PROBLEM TO WORK ON: Output the full listing below exactly as it reads, and skip anything that is a picture.

DATA FOR THE TASK:
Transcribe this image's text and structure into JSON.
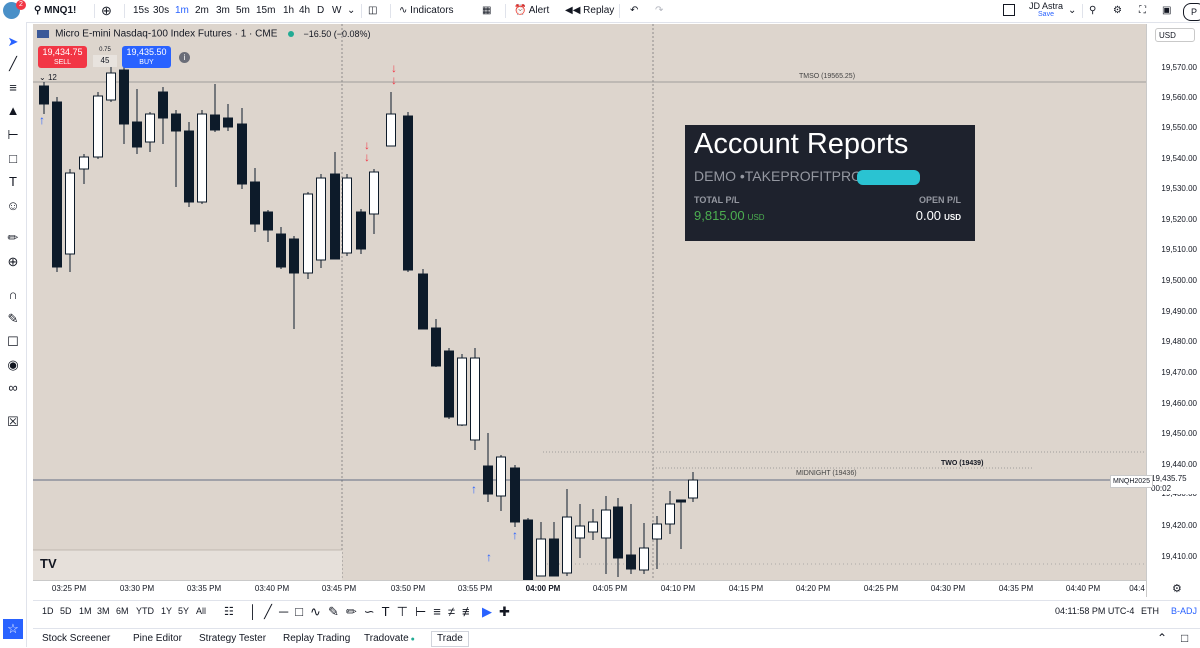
{
  "topbar": {
    "symbol": "MNQ1!",
    "notification_count": "2",
    "intervals": [
      "15s",
      "30s",
      "1m",
      "2m",
      "3m",
      "5m",
      "15m",
      "1h",
      "4h",
      "D",
      "W"
    ],
    "active_interval": "1m",
    "indicators_label": "Indicators",
    "alert_label": "Alert",
    "replay_label": "Replay",
    "user_name": "JD Astra",
    "save_label": "Save"
  },
  "legend": {
    "title": "Micro E-mini Nasdaq-100 Index Futures · 1 · CME",
    "change": "−16.50 (−0.08%)",
    "sell_price": "19,434.75",
    "sell_label": "SELL",
    "spread": "0.75",
    "spread_count": "45",
    "buy_price": "19,435.50",
    "buy_label": "BUY",
    "indicator_count": "12"
  },
  "currency": "USD",
  "price_axis": {
    "ticks": [
      "19,570.00",
      "19,560.00",
      "19,550.00",
      "19,540.00",
      "19,530.00",
      "19,520.00",
      "19,510.00",
      "19,500.00",
      "19,490.00",
      "19,480.00",
      "19,470.00",
      "19,460.00",
      "19,450.00",
      "19,440.00",
      "19,430.00",
      "19,420.00",
      "19,410.00"
    ],
    "current_symbol": "MNQH2025",
    "current_price": "19,435.75",
    "countdown": "00:02"
  },
  "time_axis": {
    "ticks": [
      "03:25 PM",
      "03:30 PM",
      "03:35 PM",
      "03:40 PM",
      "03:45 PM",
      "03:50 PM",
      "03:55 PM",
      "04:00 PM",
      "04:05 PM",
      "04:10 PM",
      "04:15 PM",
      "04:20 PM",
      "04:25 PM",
      "04:30 PM",
      "04:35 PM",
      "04:40 PM",
      "04:4"
    ]
  },
  "levels": {
    "tmso": "TMSO (19565.25)",
    "midnight": "MIDNIGHT (19436)",
    "two": "TWO (19439)"
  },
  "report": {
    "title": "Account Reports",
    "account": "DEMO •TAKEPROFITPRO",
    "total_pl_label": "TOTAL P/L",
    "total_pl_value": "9,815.00",
    "total_pl_currency": "USD",
    "open_pl_label": "OPEN P/L",
    "open_pl_value": "0.00",
    "open_pl_currency": "USD"
  },
  "rangebar": {
    "ranges": [
      "1D",
      "5D",
      "1M",
      "3M",
      "6M",
      "YTD",
      "1Y",
      "5Y",
      "All"
    ],
    "clock": "04:11:58 PM UTC-4",
    "session": "ETH",
    "adjust": "B-ADJ"
  },
  "panelbar": {
    "tabs": [
      "Stock Screener",
      "Pine Editor",
      "Strategy Tester",
      "Replay Trading",
      "Tradovate",
      "Trade"
    ]
  },
  "colors": {
    "chart_bg": "#ddd5cd",
    "down_candle": "#0d1b2a",
    "up_candle": "#ffffff",
    "accent": "#2962ff",
    "profit_green": "#4caf50",
    "sell_red": "#f23645"
  }
}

WRITTEN REPLY:
Transcribe this image's text and structure into JSON.
{
  "topbar": {
    "symbol": "MNQ1!",
    "notification_count": "2",
    "intervals": [
      "15s",
      "30s",
      "1m",
      "2m",
      "3m",
      "5m",
      "15m",
      "1h",
      "4h",
      "D",
      "W"
    ],
    "active_interval": "1m",
    "indicators_label": "Indicators",
    "alert_label": "Alert",
    "replay_label": "Replay",
    "user_name": "JD Astra",
    "save_label": "Save"
  },
  "legend": {
    "title": "Micro E-mini Nasdaq-100 Index Futures · 1 · CME",
    "change": "−16.50 (−0.08%)",
    "sell_price": "19,434.75",
    "sell_label": "SELL",
    "spread": "0.75",
    "spread_count": "45",
    "buy_price": "19,435.50",
    "buy_label": "BUY",
    "indicator_count": "12"
  },
  "currency": "USD",
  "price_axis": {
    "ticks": [
      "19,570.00",
      "19,560.00",
      "19,550.00",
      "19,540.00",
      "19,530.00",
      "19,520.00",
      "19,510.00",
      "19,500.00",
      "19,490.00",
      "19,480.00",
      "19,470.00",
      "19,460.00",
      "19,450.00",
      "19,440.00",
      "19,430.00",
      "19,420.00",
      "19,410.00"
    ],
    "current_symbol": "MNQH2025",
    "current_price": "19,435.75",
    "countdown": "00:02"
  },
  "time_axis": {
    "ticks": [
      "03:25 PM",
      "03:30 PM",
      "03:35 PM",
      "03:40 PM",
      "03:45 PM",
      "03:50 PM",
      "03:55 PM",
      "04:00 PM",
      "04:05 PM",
      "04:10 PM",
      "04:15 PM",
      "04:20 PM",
      "04:25 PM",
      "04:30 PM",
      "04:35 PM",
      "04:40 PM",
      "04:4"
    ]
  },
  "levels": {
    "tmso": "TMSO (19565.25)",
    "midnight": "MIDNIGHT (19436)",
    "two": "TWO (19439)"
  },
  "report": {
    "title": "Account Reports",
    "account": "DEMO •TAKEPROFITPRO",
    "total_pl_label": "TOTAL P/L",
    "total_pl_value": "9,815.00",
    "total_pl_currency": "USD",
    "open_pl_label": "OPEN P/L",
    "open_pl_value": "0.00",
    "open_pl_currency": "USD"
  },
  "rangebar": {
    "ranges": [
      "1D",
      "5D",
      "1M",
      "3M",
      "6M",
      "YTD",
      "1Y",
      "5Y",
      "All"
    ],
    "clock": "04:11:58 PM UTC-4",
    "session": "ETH",
    "adjust": "B-ADJ"
  },
  "panelbar": {
    "tabs": [
      "Stock Screener",
      "Pine Editor",
      "Strategy Tester",
      "Replay Trading",
      "Tradovate",
      "Trade"
    ]
  },
  "colors": {
    "chart_bg": "#ddd5cd",
    "down_candle": "#0d1b2a",
    "up_candle": "#ffffff",
    "accent": "#2962ff",
    "profit_green": "#4caf50",
    "sell_red": "#f23645"
  }
}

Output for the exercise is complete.